===== Extracted material

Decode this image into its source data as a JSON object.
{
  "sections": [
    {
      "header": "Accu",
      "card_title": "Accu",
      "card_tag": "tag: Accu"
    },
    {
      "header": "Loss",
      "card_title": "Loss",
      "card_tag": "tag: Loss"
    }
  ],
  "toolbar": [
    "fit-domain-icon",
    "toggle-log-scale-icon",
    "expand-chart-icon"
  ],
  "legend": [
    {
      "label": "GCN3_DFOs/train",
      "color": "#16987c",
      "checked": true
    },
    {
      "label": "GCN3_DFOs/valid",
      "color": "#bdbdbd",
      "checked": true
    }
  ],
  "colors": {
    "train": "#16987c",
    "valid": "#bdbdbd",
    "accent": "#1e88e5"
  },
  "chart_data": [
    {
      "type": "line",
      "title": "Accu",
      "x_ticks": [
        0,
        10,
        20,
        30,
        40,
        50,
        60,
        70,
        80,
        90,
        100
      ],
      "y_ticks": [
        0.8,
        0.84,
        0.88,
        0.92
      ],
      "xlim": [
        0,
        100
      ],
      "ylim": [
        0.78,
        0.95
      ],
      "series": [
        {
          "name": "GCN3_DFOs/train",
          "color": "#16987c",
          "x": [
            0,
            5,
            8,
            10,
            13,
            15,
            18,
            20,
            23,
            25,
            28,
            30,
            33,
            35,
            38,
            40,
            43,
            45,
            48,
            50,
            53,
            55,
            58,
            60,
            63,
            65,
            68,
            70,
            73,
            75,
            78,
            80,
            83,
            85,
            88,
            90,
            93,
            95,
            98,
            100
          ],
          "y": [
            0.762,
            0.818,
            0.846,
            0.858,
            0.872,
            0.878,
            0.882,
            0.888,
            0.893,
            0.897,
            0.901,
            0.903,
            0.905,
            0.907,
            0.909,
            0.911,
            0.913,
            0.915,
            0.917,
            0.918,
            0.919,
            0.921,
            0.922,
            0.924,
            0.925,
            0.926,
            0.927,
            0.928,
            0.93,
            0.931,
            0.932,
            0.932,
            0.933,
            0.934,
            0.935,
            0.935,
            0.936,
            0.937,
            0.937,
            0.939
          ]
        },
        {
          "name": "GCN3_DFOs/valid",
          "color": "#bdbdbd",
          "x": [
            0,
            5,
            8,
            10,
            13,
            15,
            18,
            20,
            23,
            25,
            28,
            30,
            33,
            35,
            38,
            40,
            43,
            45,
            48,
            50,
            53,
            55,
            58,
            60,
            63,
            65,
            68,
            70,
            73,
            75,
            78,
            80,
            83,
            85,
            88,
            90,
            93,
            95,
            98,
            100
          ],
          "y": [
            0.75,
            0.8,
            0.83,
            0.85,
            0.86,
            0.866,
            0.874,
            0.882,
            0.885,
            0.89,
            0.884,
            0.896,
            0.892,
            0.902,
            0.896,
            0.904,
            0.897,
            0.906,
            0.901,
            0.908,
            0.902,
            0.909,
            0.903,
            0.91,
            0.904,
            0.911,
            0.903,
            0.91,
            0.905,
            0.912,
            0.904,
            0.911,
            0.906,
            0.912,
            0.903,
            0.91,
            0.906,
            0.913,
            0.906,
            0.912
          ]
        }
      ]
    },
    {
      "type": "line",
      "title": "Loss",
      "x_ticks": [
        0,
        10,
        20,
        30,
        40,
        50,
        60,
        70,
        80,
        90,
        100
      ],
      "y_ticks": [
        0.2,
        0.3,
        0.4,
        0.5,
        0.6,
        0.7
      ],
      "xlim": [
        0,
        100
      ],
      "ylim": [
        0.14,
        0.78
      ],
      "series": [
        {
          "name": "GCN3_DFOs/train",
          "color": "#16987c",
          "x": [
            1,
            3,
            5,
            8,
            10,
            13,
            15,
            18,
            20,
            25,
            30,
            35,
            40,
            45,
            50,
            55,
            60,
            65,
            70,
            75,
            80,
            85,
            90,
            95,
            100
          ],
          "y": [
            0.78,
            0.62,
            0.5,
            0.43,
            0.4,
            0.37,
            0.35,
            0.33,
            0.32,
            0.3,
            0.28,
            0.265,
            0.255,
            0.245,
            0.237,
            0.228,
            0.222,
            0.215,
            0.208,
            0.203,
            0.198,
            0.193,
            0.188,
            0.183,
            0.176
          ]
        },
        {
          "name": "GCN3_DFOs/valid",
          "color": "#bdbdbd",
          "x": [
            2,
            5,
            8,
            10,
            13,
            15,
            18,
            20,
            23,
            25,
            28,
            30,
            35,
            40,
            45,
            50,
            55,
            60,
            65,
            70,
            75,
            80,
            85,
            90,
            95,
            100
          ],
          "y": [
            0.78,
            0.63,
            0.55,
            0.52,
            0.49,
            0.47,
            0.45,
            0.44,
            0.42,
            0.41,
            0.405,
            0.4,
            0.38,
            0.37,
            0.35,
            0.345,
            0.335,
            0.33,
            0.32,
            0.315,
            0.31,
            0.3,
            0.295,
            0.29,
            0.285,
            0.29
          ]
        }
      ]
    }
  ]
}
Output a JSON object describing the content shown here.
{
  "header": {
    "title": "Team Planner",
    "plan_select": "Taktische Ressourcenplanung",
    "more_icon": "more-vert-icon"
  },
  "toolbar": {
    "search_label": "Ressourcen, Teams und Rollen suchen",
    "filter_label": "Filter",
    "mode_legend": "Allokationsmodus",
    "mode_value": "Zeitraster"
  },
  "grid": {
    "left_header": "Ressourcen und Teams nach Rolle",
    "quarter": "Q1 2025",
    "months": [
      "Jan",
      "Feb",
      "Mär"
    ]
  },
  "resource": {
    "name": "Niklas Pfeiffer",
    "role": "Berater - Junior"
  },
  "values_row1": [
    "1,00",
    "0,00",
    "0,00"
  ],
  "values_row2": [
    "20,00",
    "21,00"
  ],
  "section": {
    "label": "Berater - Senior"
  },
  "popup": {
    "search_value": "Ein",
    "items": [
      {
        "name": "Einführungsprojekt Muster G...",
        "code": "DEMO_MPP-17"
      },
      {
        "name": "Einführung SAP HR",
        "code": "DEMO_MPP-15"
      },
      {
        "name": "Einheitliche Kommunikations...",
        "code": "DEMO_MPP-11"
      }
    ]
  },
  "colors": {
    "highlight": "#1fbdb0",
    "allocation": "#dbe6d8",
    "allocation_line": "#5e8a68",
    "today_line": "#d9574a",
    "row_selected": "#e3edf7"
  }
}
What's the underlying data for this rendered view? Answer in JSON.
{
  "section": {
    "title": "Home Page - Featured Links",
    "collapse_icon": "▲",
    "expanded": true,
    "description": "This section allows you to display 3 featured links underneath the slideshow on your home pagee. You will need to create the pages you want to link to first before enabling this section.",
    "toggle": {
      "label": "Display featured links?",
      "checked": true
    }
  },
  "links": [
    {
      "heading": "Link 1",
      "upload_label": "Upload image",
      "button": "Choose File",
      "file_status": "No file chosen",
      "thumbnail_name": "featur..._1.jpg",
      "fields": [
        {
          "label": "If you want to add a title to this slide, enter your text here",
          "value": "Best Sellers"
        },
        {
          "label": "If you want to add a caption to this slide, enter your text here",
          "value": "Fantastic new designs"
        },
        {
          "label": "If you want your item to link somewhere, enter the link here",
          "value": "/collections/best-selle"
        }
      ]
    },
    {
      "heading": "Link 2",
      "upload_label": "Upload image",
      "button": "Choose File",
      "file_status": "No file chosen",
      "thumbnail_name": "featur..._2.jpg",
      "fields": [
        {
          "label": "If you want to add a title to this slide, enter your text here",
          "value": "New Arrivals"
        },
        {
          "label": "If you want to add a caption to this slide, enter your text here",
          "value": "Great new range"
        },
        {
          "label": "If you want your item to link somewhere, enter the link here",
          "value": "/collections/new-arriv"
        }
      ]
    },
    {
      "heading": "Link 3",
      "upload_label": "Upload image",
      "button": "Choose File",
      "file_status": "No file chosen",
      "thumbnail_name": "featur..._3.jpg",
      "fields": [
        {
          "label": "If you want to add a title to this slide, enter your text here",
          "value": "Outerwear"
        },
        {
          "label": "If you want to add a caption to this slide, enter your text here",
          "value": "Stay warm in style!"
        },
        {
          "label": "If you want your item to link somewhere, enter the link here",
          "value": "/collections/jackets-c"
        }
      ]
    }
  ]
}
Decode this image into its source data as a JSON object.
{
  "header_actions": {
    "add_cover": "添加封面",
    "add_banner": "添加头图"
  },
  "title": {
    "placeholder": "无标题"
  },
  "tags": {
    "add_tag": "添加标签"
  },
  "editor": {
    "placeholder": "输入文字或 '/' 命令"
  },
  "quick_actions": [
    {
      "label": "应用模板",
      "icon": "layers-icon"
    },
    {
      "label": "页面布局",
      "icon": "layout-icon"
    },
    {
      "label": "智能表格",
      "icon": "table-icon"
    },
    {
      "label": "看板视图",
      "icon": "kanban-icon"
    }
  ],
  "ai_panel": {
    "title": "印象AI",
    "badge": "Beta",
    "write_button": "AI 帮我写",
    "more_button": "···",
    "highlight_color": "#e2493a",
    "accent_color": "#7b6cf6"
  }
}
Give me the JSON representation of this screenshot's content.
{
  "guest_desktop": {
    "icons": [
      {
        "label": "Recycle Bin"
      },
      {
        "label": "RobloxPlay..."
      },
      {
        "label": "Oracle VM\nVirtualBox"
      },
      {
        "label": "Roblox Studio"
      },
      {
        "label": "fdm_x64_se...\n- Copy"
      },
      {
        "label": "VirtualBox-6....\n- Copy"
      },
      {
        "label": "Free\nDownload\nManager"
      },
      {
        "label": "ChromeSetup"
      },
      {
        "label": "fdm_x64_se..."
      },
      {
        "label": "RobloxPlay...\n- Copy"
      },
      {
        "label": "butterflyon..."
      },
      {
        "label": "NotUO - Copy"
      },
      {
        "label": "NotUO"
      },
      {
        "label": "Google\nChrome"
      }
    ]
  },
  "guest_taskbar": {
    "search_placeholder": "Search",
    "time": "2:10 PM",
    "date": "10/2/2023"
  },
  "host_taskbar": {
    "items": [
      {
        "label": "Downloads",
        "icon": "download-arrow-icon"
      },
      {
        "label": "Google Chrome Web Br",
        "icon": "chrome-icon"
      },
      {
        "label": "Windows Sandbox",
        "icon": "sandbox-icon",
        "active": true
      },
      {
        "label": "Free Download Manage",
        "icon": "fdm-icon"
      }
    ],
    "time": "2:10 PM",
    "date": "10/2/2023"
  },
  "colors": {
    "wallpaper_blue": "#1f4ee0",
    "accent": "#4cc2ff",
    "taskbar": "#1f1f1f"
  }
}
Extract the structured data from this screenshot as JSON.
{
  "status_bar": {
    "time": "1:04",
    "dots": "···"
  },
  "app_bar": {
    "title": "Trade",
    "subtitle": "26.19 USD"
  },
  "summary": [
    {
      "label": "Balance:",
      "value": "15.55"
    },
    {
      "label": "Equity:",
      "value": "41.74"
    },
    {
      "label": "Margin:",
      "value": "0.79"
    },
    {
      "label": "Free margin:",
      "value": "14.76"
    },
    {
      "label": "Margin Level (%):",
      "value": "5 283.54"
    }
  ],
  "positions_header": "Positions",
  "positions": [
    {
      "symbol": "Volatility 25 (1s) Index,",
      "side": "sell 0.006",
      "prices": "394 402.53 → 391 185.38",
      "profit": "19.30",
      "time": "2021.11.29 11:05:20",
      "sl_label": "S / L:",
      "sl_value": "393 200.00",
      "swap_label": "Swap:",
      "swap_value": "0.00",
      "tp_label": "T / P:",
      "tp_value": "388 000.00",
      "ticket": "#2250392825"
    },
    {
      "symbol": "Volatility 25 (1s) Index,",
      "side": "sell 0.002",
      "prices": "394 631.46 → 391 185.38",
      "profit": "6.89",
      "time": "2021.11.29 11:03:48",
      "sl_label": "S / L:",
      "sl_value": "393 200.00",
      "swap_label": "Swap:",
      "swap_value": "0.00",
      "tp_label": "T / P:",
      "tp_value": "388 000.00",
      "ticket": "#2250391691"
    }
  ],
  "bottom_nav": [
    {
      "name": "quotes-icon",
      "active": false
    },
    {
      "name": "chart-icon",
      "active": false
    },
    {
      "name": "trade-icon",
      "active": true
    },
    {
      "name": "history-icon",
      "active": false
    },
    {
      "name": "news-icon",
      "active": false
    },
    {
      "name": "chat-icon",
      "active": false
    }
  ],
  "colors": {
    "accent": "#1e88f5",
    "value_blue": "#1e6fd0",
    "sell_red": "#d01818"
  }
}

==========

Return each line in the records that holds the string "RobloxPlay".

▶ Written response:
        "label": "RobloxPlay..."
        "label": "RobloxPlay...\n- Copy"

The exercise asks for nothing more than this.